§ WHAT TO WORK ON
Gather up all lines that carry the word "Real".

------------------------------------

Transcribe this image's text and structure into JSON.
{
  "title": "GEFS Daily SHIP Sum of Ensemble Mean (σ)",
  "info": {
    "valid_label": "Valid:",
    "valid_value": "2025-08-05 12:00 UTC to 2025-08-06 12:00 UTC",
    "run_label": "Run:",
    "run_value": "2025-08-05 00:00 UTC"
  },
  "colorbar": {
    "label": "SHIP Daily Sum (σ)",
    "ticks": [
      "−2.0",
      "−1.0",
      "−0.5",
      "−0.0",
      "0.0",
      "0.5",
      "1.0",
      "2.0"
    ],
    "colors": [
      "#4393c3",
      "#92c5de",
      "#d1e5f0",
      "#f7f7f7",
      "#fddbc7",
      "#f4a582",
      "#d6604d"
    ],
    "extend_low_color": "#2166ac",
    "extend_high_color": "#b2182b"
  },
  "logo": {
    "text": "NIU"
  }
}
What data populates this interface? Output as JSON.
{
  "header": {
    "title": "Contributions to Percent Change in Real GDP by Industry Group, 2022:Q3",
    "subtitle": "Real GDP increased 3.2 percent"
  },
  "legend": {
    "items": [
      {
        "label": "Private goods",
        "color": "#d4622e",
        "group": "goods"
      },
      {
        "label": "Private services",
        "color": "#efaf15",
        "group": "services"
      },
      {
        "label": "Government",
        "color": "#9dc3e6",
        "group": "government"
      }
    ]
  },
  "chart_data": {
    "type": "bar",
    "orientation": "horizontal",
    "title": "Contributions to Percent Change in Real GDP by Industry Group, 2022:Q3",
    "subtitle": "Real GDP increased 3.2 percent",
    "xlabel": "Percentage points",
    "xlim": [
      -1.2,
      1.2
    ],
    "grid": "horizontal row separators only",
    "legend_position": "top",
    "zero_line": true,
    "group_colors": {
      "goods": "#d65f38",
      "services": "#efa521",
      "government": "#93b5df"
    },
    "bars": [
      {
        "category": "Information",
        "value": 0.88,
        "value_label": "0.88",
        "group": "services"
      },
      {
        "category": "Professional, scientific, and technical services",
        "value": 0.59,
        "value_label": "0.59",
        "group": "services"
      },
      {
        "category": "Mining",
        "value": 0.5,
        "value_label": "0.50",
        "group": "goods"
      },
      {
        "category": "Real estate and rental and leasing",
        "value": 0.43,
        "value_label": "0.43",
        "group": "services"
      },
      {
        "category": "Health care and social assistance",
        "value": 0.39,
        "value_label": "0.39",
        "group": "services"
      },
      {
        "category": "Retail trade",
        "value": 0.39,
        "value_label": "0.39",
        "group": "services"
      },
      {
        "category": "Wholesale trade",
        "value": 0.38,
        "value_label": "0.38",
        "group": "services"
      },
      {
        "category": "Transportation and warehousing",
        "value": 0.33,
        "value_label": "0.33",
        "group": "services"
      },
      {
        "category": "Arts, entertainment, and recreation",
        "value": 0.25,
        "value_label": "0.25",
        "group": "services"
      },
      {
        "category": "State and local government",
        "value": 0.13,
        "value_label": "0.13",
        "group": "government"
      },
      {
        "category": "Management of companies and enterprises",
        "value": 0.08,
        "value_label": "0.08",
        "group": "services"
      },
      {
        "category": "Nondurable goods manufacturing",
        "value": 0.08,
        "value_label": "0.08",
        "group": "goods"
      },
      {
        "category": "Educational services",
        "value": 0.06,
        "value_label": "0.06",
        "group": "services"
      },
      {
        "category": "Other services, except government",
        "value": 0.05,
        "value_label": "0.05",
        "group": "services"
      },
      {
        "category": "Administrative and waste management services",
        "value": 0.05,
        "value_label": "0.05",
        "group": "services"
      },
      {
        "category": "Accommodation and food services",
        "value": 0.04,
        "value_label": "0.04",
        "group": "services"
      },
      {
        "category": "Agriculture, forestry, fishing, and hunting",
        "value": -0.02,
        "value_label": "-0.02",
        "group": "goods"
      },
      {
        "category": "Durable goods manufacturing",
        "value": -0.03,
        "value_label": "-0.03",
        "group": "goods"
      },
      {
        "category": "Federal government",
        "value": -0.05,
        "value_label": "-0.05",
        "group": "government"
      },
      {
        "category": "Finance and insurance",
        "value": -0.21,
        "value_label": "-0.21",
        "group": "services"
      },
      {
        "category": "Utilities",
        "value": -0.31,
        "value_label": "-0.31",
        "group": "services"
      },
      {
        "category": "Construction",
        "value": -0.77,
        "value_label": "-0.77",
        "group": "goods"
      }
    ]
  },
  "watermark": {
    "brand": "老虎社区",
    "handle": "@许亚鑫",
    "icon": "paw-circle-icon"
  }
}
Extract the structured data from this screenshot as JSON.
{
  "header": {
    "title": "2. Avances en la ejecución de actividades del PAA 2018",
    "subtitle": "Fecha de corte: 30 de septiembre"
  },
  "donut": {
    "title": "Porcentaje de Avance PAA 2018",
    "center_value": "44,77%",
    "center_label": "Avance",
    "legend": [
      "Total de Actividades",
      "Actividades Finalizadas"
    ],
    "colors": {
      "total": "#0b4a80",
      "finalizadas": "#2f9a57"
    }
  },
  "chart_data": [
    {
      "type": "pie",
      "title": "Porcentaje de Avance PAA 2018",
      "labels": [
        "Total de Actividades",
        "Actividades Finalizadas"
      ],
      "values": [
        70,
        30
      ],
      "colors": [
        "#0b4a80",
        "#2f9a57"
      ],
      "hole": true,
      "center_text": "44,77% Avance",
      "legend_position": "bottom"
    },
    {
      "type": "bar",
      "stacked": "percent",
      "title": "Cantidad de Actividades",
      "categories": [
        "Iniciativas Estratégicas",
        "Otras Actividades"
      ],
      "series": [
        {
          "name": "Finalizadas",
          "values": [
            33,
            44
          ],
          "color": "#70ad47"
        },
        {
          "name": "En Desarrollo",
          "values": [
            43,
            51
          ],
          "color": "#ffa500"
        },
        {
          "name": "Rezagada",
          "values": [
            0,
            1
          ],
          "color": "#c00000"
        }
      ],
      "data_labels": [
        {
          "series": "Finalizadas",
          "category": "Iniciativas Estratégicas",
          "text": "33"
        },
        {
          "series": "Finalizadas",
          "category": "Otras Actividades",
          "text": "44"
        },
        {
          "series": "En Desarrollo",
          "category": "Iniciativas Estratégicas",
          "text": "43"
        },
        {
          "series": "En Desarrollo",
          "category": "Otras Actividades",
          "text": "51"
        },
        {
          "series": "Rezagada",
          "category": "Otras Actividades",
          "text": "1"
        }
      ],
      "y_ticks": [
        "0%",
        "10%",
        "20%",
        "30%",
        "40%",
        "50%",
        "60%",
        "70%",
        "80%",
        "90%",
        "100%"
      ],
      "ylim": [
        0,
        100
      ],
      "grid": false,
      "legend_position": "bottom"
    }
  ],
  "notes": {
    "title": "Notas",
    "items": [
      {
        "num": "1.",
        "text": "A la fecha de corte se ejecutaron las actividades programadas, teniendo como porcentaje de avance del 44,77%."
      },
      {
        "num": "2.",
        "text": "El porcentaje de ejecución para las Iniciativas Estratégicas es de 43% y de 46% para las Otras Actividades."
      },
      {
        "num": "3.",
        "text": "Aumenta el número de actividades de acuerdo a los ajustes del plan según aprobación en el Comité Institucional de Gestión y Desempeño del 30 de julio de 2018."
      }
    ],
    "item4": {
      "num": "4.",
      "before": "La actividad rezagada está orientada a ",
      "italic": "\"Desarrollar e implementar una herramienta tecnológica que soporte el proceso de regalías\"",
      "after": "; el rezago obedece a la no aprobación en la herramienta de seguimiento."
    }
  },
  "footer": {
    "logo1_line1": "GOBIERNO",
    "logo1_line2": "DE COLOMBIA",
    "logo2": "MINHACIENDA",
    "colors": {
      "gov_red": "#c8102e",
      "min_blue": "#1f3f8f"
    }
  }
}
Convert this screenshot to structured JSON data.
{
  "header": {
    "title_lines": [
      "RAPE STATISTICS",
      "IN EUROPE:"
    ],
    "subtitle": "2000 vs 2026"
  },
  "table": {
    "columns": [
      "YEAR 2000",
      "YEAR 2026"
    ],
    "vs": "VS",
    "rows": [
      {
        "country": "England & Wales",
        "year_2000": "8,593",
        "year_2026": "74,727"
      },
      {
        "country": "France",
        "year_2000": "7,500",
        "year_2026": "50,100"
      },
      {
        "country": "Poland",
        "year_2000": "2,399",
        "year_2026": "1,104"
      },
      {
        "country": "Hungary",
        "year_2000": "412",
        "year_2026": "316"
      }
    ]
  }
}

------------------------------------

§ ANSWER TO THIS TASK
    "title": "Contributions to Percent Change in Real GDP by Industry Group, 2022:Q3",
    "subtitle": "Real GDP increased 3.2 percent"
    "title": "Contributions to Percent Change in Real GDP by Industry Group, 2022:Q3",
    "subtitle": "Real GDP increased 3.2 percent",
        "category": "Real estate and rental and leasing",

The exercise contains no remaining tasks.